In the records below, pick out all lines containing the word "Shooting".
^^^^
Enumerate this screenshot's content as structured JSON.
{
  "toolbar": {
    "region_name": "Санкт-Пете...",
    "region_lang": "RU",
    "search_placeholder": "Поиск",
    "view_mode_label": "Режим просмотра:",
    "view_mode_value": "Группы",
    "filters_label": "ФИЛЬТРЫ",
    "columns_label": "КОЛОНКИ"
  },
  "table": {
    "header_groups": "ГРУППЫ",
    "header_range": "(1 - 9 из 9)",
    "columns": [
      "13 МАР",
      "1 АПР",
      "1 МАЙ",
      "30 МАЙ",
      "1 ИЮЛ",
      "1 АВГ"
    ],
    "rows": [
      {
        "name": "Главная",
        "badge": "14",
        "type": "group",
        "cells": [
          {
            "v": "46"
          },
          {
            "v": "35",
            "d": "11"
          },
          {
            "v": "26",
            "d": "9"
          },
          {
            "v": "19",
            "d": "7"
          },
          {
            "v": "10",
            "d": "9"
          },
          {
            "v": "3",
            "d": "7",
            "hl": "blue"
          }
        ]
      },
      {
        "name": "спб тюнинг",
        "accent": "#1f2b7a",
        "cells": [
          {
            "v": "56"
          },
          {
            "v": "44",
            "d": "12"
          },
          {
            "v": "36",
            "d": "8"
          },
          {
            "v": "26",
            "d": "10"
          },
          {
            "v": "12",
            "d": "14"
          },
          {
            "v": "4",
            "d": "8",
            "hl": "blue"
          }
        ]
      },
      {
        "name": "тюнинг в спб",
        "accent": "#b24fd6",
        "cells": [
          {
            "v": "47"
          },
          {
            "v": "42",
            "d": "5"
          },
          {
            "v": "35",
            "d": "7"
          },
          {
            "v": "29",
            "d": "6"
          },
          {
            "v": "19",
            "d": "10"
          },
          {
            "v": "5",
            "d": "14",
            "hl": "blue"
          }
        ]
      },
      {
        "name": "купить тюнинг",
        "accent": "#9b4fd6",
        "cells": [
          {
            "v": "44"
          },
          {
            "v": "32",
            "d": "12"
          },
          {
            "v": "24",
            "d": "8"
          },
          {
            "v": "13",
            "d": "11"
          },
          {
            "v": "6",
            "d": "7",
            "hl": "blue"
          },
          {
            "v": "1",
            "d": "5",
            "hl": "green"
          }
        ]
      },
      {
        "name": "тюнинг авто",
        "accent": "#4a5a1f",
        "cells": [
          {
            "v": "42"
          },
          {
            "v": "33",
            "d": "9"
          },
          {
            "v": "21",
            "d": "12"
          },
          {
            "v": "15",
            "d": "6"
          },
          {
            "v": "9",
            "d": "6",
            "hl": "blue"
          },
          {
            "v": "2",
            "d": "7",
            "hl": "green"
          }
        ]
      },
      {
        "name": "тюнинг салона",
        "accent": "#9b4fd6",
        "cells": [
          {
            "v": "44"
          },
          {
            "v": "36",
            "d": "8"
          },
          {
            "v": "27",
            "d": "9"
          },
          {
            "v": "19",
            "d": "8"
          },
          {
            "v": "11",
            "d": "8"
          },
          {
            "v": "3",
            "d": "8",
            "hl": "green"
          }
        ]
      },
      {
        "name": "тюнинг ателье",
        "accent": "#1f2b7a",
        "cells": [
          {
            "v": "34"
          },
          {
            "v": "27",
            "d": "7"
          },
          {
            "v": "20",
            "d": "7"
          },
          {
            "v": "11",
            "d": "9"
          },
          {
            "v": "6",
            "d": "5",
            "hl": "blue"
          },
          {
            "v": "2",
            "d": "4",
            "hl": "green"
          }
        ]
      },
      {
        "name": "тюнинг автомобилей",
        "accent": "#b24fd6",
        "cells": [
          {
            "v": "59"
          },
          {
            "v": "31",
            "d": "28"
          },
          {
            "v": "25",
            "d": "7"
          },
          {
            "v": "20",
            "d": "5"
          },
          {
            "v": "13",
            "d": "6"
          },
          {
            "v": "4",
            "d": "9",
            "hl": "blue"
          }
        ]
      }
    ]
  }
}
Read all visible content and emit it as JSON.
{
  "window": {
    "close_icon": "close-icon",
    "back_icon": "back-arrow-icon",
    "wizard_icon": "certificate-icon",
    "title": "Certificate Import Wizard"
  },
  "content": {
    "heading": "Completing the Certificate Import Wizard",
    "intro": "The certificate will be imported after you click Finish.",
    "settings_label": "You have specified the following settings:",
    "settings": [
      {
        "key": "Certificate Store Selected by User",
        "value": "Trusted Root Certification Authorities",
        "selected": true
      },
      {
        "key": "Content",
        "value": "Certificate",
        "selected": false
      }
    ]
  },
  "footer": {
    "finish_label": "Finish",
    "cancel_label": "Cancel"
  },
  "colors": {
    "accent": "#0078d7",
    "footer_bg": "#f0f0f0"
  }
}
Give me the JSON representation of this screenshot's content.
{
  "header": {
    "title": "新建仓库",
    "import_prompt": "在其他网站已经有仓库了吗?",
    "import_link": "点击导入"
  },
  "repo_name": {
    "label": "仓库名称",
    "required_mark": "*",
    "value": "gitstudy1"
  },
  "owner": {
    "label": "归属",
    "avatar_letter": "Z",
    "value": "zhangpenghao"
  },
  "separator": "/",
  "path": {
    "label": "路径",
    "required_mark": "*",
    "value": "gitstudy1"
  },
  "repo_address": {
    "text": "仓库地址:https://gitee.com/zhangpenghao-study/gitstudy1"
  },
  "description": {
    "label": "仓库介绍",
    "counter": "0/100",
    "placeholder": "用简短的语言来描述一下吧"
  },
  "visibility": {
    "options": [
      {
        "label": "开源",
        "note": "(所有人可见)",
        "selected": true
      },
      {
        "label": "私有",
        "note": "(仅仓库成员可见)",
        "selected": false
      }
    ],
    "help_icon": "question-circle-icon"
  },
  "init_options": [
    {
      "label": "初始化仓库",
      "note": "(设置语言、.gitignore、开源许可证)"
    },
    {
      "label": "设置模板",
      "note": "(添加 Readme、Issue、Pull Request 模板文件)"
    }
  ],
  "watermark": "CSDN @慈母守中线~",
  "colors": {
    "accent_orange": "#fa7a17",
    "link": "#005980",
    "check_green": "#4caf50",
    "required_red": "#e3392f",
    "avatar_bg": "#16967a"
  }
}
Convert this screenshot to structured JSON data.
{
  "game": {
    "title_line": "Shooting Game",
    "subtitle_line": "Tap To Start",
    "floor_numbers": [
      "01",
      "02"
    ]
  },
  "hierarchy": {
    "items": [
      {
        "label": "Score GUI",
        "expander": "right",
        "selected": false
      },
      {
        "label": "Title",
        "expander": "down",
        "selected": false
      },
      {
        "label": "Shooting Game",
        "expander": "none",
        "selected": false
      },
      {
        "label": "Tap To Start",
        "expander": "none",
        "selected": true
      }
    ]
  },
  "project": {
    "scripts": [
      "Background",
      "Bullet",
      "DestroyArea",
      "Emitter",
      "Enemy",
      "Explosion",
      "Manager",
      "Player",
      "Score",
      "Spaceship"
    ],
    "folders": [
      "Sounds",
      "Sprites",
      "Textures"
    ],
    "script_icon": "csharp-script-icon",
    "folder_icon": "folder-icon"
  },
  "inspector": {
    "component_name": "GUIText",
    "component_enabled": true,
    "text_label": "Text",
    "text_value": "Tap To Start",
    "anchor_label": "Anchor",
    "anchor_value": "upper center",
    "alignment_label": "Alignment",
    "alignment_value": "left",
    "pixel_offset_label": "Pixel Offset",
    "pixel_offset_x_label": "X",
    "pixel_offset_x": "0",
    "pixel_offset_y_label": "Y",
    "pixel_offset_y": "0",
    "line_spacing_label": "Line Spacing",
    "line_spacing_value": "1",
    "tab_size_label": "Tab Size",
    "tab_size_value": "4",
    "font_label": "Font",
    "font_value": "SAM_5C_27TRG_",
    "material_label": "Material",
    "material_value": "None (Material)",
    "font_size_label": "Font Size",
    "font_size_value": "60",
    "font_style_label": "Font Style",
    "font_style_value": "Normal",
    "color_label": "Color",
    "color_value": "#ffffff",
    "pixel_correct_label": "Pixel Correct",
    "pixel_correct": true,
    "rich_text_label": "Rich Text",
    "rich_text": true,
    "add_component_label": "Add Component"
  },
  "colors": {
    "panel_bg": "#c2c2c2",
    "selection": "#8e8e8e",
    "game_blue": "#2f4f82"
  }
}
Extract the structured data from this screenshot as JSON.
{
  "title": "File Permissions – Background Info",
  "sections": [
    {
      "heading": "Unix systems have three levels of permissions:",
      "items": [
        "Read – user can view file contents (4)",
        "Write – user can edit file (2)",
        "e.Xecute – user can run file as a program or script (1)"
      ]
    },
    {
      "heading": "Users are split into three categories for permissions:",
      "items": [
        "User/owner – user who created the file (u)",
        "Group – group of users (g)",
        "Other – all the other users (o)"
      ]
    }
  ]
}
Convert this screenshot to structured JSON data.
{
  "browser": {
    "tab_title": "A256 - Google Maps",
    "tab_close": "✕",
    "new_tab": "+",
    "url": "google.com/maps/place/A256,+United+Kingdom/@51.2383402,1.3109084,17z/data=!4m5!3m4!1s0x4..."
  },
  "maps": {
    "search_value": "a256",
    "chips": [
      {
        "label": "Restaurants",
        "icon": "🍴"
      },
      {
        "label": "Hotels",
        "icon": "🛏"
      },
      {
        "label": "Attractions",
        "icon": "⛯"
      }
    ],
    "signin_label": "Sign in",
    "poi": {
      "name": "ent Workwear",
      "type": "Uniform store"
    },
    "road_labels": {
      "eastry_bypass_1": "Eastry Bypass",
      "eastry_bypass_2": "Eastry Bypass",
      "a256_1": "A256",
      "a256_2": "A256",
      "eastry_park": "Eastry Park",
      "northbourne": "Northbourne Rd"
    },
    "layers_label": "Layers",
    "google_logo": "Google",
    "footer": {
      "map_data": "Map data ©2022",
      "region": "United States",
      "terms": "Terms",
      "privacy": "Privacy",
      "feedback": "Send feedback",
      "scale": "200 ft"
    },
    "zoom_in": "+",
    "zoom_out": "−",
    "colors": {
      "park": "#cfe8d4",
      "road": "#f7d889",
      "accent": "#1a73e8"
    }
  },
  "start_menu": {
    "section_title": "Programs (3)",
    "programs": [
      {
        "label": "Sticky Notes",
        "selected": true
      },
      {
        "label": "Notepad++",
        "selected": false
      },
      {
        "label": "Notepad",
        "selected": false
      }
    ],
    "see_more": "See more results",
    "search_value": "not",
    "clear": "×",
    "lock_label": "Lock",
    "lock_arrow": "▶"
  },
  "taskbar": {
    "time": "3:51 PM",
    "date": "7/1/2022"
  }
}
^^^^
__OUTPUT__
    "title_line": "Shooting Game",
        "label": "Shooting Game",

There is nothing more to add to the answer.